Data items:
++++++++

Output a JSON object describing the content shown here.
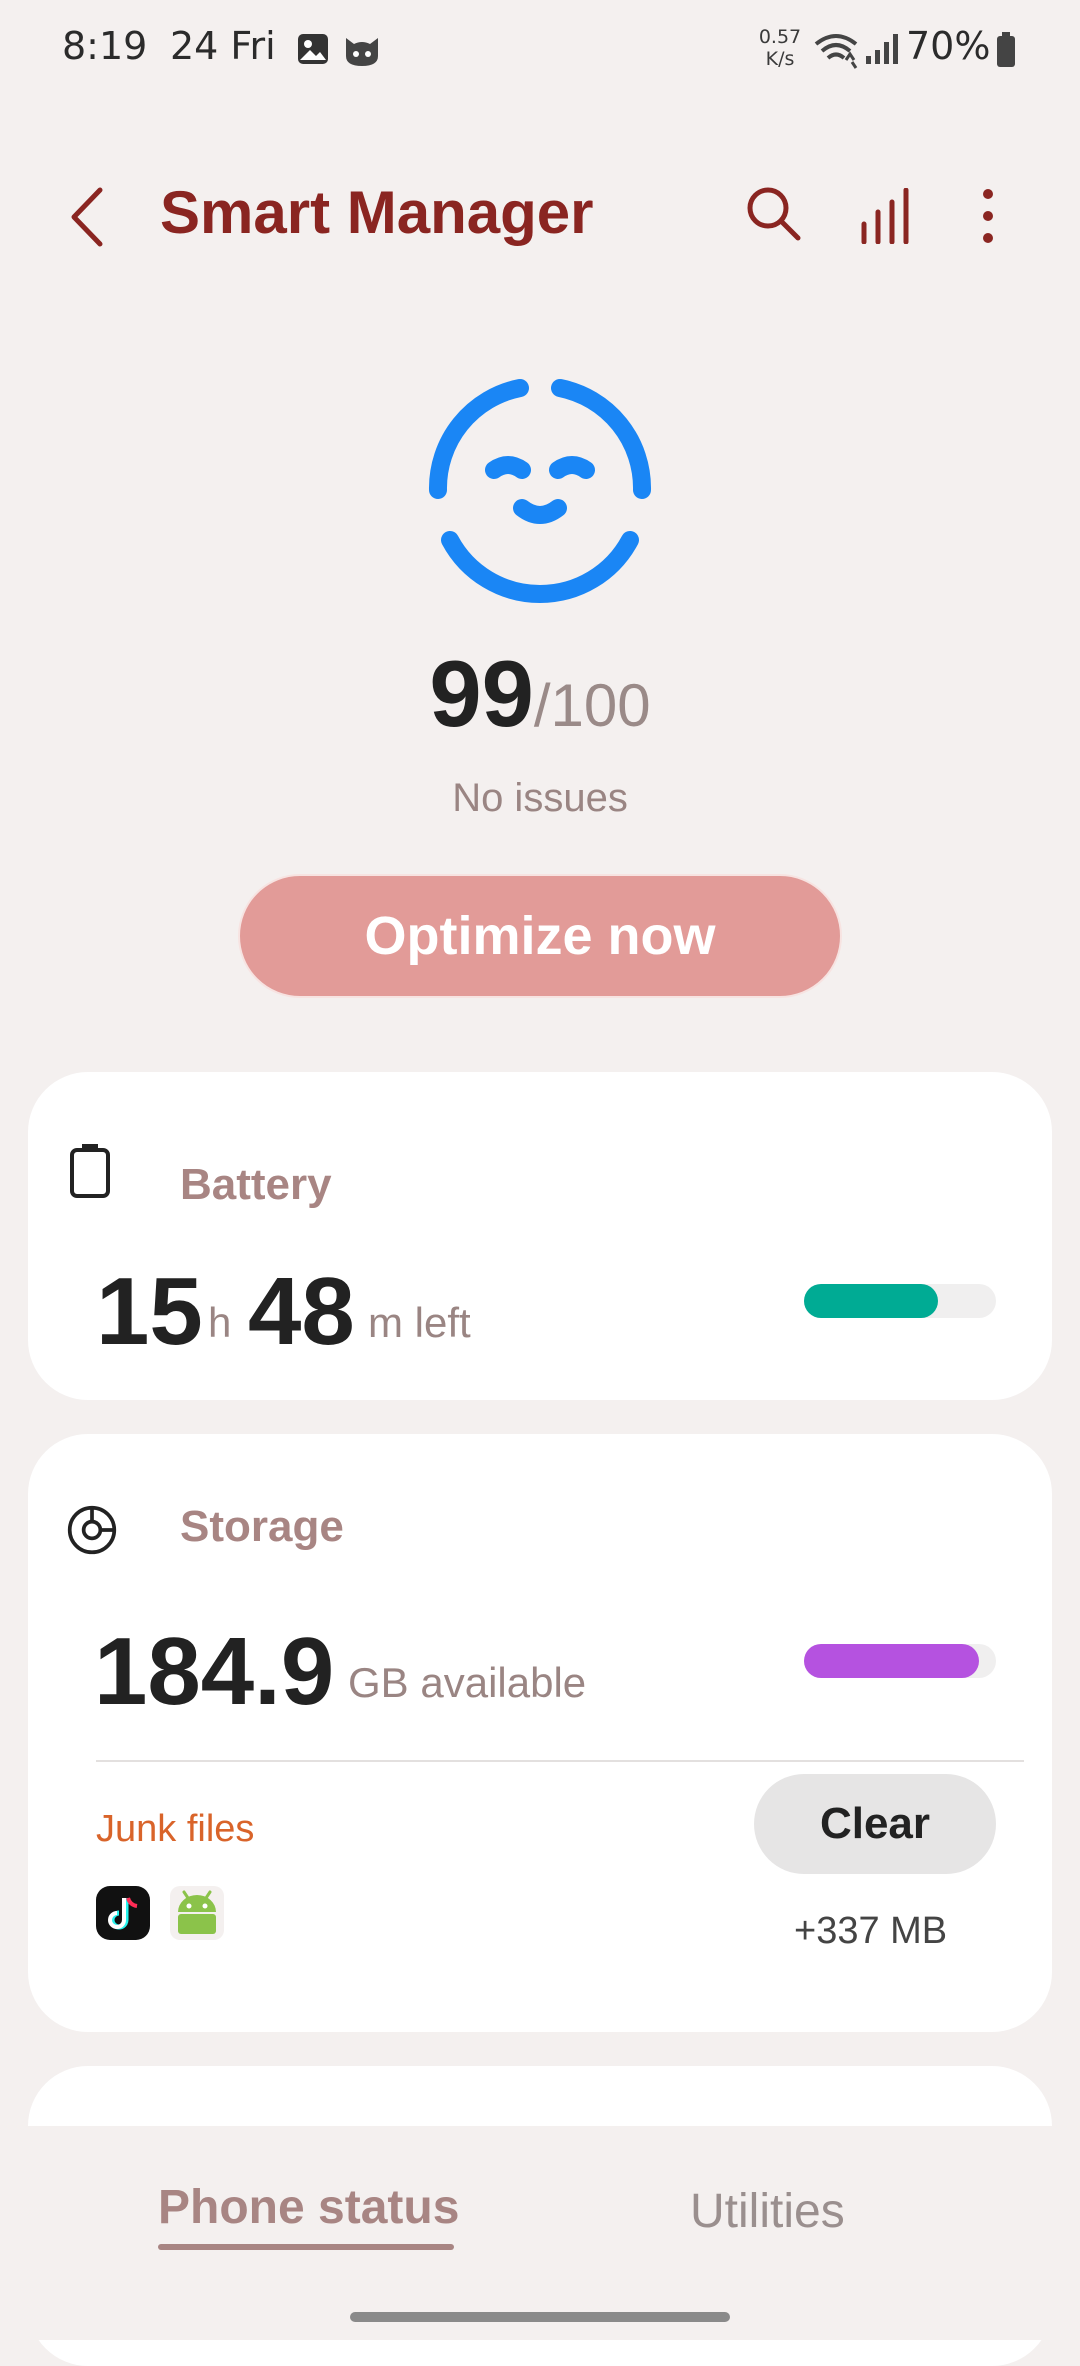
{
  "status_bar": {
    "time": "8:19",
    "date": "24 Fri",
    "net_speed_value": "0.57",
    "net_speed_unit": "K/s",
    "battery_percent": "70%"
  },
  "header": {
    "title": "Smart Manager"
  },
  "score": {
    "value": "99",
    "total": "/100",
    "status": "No issues",
    "face_color": "#1a86f5"
  },
  "optimize_button_label": "Optimize now",
  "battery_card": {
    "title": "Battery",
    "hours": "15",
    "hours_unit": "h",
    "minutes": "48",
    "minutes_unit": "m left",
    "level_fraction": 0.7,
    "bar_color": "#00ab94"
  },
  "storage_card": {
    "title": "Storage",
    "available_value": "184.9",
    "available_unit": "GB available",
    "used_fraction": 0.91,
    "bar_color": "#b552e0",
    "junk_label": "Junk files",
    "clear_label": "Clear",
    "junk_size": "+337 MB",
    "junk_apps": [
      "tiktok-icon",
      "android-icon"
    ]
  },
  "bottom_nav": {
    "tabs": [
      {
        "label": "Phone status",
        "active": true
      },
      {
        "label": "Utilities",
        "active": false
      }
    ]
  },
  "colors": {
    "accent": "#8a2521",
    "optimize": "#e29b98",
    "junk": "#d9642a"
  }
}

++++++++

Print all of the records shown above exactly, leaving out each picture.

◆ **TASK ANSWER**:
Output a JSON object describing the content shown here.
{
  "status_bar": {
    "time": "8:19",
    "date": "24 Fri",
    "net_speed_value": "0.57",
    "net_speed_unit": "K/s",
    "battery_percent": "70%"
  },
  "header": {
    "title": "Smart Manager"
  },
  "score": {
    "value": "99",
    "total": "/100",
    "status": "No issues",
    "face_color": "#1a86f5"
  },
  "optimize_button_label": "Optimize now",
  "battery_card": {
    "title": "Battery",
    "hours": "15",
    "hours_unit": "h",
    "minutes": "48",
    "minutes_unit": "m left",
    "level_fraction": 0.7,
    "bar_color": "#00ab94"
  },
  "storage_card": {
    "title": "Storage",
    "available_value": "184.9",
    "available_unit": "GB available",
    "used_fraction": 0.91,
    "bar_color": "#b552e0",
    "junk_label": "Junk files",
    "clear_label": "Clear",
    "junk_size": "+337 MB",
    "junk_apps": [
      "tiktok-icon",
      "android-icon"
    ]
  },
  "bottom_nav": {
    "tabs": [
      {
        "label": "Phone status",
        "active": true
      },
      {
        "label": "Utilities",
        "active": false
      }
    ]
  },
  "colors": {
    "accent": "#8a2521",
    "optimize": "#e29b98",
    "junk": "#d9642a"
  }
}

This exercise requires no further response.